== Aim ==
Copy the full set of lines exactly as given.

________________________________________

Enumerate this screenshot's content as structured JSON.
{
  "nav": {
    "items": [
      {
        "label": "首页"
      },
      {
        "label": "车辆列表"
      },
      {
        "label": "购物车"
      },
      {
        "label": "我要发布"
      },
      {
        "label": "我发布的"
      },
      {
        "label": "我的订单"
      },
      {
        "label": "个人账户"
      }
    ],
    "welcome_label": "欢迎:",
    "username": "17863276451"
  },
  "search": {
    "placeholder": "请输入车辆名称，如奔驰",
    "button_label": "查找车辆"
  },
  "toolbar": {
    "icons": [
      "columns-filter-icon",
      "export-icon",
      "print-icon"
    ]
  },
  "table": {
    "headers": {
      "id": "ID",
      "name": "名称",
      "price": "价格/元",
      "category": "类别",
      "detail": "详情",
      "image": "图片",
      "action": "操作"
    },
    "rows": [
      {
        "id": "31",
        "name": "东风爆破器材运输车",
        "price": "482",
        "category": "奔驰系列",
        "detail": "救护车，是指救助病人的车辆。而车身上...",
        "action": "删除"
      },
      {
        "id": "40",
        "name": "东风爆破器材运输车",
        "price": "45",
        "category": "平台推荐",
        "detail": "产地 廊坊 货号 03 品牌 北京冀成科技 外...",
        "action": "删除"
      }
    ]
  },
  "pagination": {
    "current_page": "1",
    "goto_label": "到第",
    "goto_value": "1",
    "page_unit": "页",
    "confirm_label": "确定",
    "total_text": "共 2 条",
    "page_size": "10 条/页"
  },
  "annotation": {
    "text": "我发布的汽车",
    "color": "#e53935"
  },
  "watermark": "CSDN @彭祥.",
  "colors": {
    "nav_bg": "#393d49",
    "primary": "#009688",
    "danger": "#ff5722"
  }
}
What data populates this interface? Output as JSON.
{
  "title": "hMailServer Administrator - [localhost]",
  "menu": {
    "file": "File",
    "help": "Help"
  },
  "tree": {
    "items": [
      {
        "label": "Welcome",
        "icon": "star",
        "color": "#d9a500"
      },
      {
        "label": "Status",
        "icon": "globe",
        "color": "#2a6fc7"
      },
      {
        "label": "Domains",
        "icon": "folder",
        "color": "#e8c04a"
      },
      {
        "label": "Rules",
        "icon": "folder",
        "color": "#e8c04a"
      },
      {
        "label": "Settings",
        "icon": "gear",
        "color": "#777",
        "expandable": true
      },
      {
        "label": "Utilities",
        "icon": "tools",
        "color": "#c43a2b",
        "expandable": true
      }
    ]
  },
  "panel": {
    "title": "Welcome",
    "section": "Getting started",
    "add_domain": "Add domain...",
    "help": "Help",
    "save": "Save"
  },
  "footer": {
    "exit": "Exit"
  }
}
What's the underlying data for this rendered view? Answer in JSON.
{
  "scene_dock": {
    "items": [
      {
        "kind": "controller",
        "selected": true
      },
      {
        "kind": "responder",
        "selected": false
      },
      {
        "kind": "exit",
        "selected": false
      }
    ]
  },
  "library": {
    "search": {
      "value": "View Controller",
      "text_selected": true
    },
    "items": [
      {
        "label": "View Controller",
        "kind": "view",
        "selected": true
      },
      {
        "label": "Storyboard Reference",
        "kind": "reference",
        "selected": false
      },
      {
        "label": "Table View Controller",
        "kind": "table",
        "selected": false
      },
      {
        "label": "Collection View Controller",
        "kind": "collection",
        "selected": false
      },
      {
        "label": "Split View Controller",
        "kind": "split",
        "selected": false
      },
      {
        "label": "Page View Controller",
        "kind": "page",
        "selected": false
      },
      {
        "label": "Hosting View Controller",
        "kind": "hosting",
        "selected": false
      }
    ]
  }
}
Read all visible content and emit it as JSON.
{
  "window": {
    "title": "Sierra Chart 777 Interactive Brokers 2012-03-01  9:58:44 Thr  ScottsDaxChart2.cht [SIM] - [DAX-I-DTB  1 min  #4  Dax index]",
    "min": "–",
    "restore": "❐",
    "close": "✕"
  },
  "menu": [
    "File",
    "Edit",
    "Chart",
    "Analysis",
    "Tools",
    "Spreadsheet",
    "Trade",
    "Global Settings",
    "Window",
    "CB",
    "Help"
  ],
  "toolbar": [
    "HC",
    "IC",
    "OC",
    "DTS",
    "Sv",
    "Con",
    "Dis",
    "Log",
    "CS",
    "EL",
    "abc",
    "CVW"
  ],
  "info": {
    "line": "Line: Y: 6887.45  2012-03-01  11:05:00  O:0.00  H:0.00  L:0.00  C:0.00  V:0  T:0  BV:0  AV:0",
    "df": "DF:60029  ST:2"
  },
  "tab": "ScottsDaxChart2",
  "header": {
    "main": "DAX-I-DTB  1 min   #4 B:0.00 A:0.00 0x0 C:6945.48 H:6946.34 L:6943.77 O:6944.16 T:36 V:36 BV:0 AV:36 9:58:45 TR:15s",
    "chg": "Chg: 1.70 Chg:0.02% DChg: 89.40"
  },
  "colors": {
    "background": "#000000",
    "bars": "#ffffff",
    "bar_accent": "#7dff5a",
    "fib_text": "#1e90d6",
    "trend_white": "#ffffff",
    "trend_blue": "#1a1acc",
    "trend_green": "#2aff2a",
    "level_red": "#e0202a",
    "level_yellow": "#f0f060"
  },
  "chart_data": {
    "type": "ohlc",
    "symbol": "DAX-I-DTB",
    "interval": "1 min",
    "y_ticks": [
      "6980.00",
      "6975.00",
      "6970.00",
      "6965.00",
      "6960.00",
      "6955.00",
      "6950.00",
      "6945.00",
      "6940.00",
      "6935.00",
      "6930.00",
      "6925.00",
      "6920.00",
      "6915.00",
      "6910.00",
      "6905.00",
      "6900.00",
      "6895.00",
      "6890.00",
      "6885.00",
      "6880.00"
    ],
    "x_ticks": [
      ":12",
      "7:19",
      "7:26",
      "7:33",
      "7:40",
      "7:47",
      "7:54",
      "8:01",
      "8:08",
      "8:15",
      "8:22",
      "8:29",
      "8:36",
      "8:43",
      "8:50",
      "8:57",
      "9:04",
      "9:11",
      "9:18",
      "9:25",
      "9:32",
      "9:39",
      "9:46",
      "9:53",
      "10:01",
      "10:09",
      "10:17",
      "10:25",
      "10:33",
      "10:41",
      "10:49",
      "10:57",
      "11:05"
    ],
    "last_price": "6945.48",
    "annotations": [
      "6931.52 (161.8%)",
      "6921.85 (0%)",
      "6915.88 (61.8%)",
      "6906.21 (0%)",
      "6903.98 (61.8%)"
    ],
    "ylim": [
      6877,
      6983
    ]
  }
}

________________________________________

== Result for this task ==
Enumerate this screenshot's content as structured JSON.
{
  "nav": {
    "items": [
      {
        "label": "首页"
      },
      {
        "label": "车辆列表"
      },
      {
        "label": "购物车"
      },
      {
        "label": "我要发布"
      },
      {
        "label": "我发布的"
      },
      {
        "label": "我的订单"
      },
      {
        "label": "个人账户"
      }
    ],
    "welcome_label": "欢迎:",
    "username": "17863276451"
  },
  "search": {
    "placeholder": "请输入车辆名称，如奔驰",
    "button_label": "查找车辆"
  },
  "toolbar": {
    "icons": [
      "columns-filter-icon",
      "export-icon",
      "print-icon"
    ]
  },
  "table": {
    "headers": {
      "id": "ID",
      "name": "名称",
      "price": "价格/元",
      "category": "类别",
      "detail": "详情",
      "image": "图片",
      "action": "操作"
    },
    "rows": [
      {
        "id": "31",
        "name": "东风爆破器材运输车",
        "price": "482",
        "category": "奔驰系列",
        "detail": "救护车，是指救助病人的车辆。而车身上...",
        "action": "删除"
      },
      {
        "id": "40",
        "name": "东风爆破器材运输车",
        "price": "45",
        "category": "平台推荐",
        "detail": "产地 廊坊 货号 03 品牌 北京冀成科技 外...",
        "action": "删除"
      }
    ]
  },
  "pagination": {
    "current_page": "1",
    "goto_label": "到第",
    "goto_value": "1",
    "page_unit": "页",
    "confirm_label": "确定",
    "total_text": "共 2 条",
    "page_size": "10 条/页"
  },
  "annotation": {
    "text": "我发布的汽车",
    "color": "#e53935"
  },
  "watermark": "CSDN @彭祥.",
  "colors": {
    "nav_bg": "#393d49",
    "primary": "#009688",
    "danger": "#ff5722"
  }
}
What data populates this interface? Output as JSON.
{
  "title": "hMailServer Administrator - [localhost]",
  "menu": {
    "file": "File",
    "help": "Help"
  },
  "tree": {
    "items": [
      {
        "label": "Welcome",
        "icon": "star",
        "color": "#d9a500"
      },
      {
        "label": "Status",
        "icon": "globe",
        "color": "#2a6fc7"
      },
      {
        "label": "Domains",
        "icon": "folder",
        "color": "#e8c04a"
      },
      {
        "label": "Rules",
        "icon": "folder",
        "color": "#e8c04a"
      },
      {
        "label": "Settings",
        "icon": "gear",
        "color": "#777",
        "expandable": true
      },
      {
        "label": "Utilities",
        "icon": "tools",
        "color": "#c43a2b",
        "expandable": true
      }
    ]
  },
  "panel": {
    "title": "Welcome",
    "section": "Getting started",
    "add_domain": "Add domain...",
    "help": "Help",
    "save": "Save"
  },
  "footer": {
    "exit": "Exit"
  }
}
What's the underlying data for this rendered view? Answer in JSON.
{
  "scene_dock": {
    "items": [
      {
        "kind": "controller",
        "selected": true
      },
      {
        "kind": "responder",
        "selected": false
      },
      {
        "kind": "exit",
        "selected": false
      }
    ]
  },
  "library": {
    "search": {
      "value": "View Controller",
      "text_selected": true
    },
    "items": [
      {
        "label": "View Controller",
        "kind": "view",
        "selected": true
      },
      {
        "label": "Storyboard Reference",
        "kind": "reference",
        "selected": false
      },
      {
        "label": "Table View Controller",
        "kind": "table",
        "selected": false
      },
      {
        "label": "Collection View Controller",
        "kind": "collection",
        "selected": false
      },
      {
        "label": "Split View Controller",
        "kind": "split",
        "selected": false
      },
      {
        "label": "Page View Controller",
        "kind": "page",
        "selected": false
      },
      {
        "label": "Hosting View Controller",
        "kind": "hosting",
        "selected": false
      }
    ]
  }
}
Read all visible content and emit it as JSON.
{
  "window": {
    "title": "Sierra Chart 777 Interactive Brokers 2012-03-01  9:58:44 Thr  ScottsDaxChart2.cht [SIM] - [DAX-I-DTB  1 min  #4  Dax index]",
    "min": "–",
    "restore": "❐",
    "close": "✕"
  },
  "menu": [
    "File",
    "Edit",
    "Chart",
    "Analysis",
    "Tools",
    "Spreadsheet",
    "Trade",
    "Global Settings",
    "Window",
    "CB",
    "Help"
  ],
  "toolbar": [
    "HC",
    "IC",
    "OC",
    "DTS",
    "Sv",
    "Con",
    "Dis",
    "Log",
    "CS",
    "EL",
    "abc",
    "CVW"
  ],
  "info": {
    "line": "Line: Y: 6887.45  2012-03-01  11:05:00  O:0.00  H:0.00  L:0.00  C:0.00  V:0  T:0  BV:0  AV:0",
    "df": "DF:60029  ST:2"
  },
  "tab": "ScottsDaxChart2",
  "header": {
    "main": "DAX-I-DTB  1 min   #4 B:0.00 A:0.00 0x0 C:6945.48 H:6946.34 L:6943.77 O:6944.16 T:36 V:36 BV:0 AV:36 9:58:45 TR:15s",
    "chg": "Chg: 1.70 Chg:0.02% DChg: 89.40"
  },
  "colors": {
    "background": "#000000",
    "bars": "#ffffff",
    "bar_accent": "#7dff5a",
    "fib_text": "#1e90d6",
    "trend_white": "#ffffff",
    "trend_blue": "#1a1acc",
    "trend_green": "#2aff2a",
    "level_red": "#e0202a",
    "level_yellow": "#f0f060"
  },
  "chart_data": {
    "type": "ohlc",
    "symbol": "DAX-I-DTB",
    "interval": "1 min",
    "y_ticks": [
      "6980.00",
      "6975.00",
      "6970.00",
      "6965.00",
      "6960.00",
      "6955.00",
      "6950.00",
      "6945.00",
      "6940.00",
      "6935.00",
      "6930.00",
      "6925.00",
      "6920.00",
      "6915.00",
      "6910.00",
      "6905.00",
      "6900.00",
      "6895.00",
      "6890.00",
      "6885.00",
      "6880.00"
    ],
    "x_ticks": [
      ":12",
      "7:19",
      "7:26",
      "7:33",
      "7:40",
      "7:47",
      "7:54",
      "8:01",
      "8:08",
      "8:15",
      "8:22",
      "8:29",
      "8:36",
      "8:43",
      "8:50",
      "8:57",
      "9:04",
      "9:11",
      "9:18",
      "9:25",
      "9:32",
      "9:39",
      "9:46",
      "9:53",
      "10:01",
      "10:09",
      "10:17",
      "10:25",
      "10:33",
      "10:41",
      "10:49",
      "10:57",
      "11:05"
    ],
    "last_price": "6945.48",
    "annotations": [
      "6931.52 (161.8%)",
      "6921.85 (0%)",
      "6915.88 (61.8%)",
      "6906.21 (0%)",
      "6903.98 (61.8%)"
    ],
    "ylim": [
      6877,
      6983
    ]
  }
}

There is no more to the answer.